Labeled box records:
::::::::::
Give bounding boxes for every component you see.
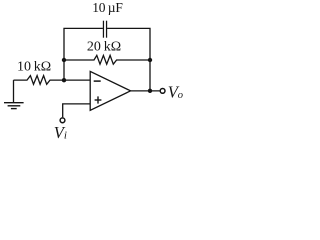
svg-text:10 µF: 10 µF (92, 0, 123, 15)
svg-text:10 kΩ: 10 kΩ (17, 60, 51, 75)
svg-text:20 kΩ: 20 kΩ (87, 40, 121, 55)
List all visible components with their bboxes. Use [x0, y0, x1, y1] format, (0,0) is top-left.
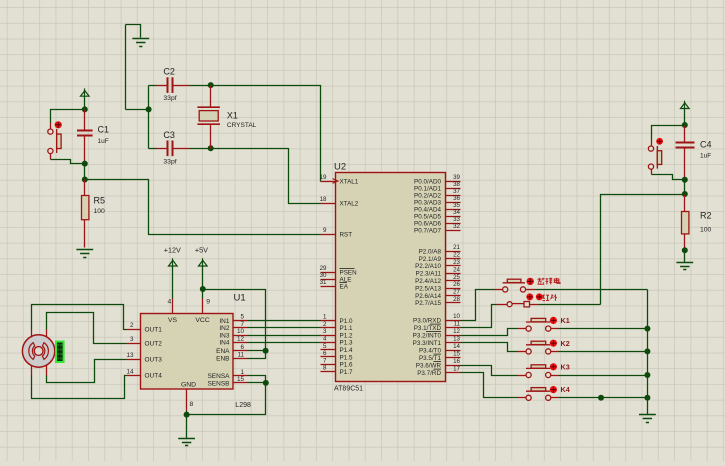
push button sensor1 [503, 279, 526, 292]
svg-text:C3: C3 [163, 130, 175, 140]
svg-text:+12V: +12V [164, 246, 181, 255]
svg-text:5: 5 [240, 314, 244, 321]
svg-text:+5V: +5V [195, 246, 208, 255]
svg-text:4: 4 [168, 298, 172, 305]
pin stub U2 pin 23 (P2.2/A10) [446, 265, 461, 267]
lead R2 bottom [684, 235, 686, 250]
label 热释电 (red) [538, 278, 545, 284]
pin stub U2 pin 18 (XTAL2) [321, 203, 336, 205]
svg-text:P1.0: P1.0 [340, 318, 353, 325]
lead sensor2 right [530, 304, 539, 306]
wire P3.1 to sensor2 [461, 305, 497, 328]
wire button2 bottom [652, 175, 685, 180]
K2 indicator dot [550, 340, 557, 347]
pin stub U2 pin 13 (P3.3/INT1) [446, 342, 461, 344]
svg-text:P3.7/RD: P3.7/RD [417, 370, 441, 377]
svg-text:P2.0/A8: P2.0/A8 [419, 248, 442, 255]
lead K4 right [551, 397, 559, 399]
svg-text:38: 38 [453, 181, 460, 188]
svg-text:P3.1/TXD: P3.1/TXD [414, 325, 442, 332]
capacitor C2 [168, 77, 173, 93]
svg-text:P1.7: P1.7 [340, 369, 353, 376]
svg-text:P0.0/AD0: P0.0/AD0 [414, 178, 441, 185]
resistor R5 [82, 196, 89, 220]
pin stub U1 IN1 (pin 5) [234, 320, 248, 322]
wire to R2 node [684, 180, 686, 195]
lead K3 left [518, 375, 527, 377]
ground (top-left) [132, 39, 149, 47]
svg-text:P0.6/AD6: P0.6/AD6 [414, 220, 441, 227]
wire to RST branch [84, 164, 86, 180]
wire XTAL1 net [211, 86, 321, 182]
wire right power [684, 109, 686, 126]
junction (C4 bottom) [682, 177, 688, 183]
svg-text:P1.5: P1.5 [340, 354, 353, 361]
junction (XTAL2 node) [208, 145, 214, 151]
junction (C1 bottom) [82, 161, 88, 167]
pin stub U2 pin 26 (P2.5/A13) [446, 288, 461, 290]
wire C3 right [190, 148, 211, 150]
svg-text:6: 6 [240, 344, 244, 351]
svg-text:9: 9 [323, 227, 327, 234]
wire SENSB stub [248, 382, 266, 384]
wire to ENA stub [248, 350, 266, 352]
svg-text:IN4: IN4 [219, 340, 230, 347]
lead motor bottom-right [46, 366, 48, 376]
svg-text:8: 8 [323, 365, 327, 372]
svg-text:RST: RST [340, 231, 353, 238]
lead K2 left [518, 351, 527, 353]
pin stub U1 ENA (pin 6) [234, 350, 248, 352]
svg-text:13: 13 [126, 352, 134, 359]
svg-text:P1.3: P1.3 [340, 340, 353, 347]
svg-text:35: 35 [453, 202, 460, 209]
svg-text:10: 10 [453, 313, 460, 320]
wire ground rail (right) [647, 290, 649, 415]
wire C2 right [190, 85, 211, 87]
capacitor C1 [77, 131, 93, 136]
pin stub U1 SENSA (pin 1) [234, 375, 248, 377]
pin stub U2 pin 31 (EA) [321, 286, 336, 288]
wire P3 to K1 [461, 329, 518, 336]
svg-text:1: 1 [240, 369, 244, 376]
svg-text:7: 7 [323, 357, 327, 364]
::::::::::
* _Work instructions_
Please copy the material word for word from its start through the line containing "List all visible", including that line, and omit the pictures.

* _Answer to the problem_
Give bounding boxes for every component you see.
svg-text:10 µF: 10 µF (92, 0, 123, 15)
svg-text:10 kΩ: 10 kΩ (17, 60, 51, 75)
svg-text:20 kΩ: 20 kΩ (87, 40, 121, 55)
List all visible components with their bboxes. Use [x0, y0, x1, y1] format, (0,0) is top-left.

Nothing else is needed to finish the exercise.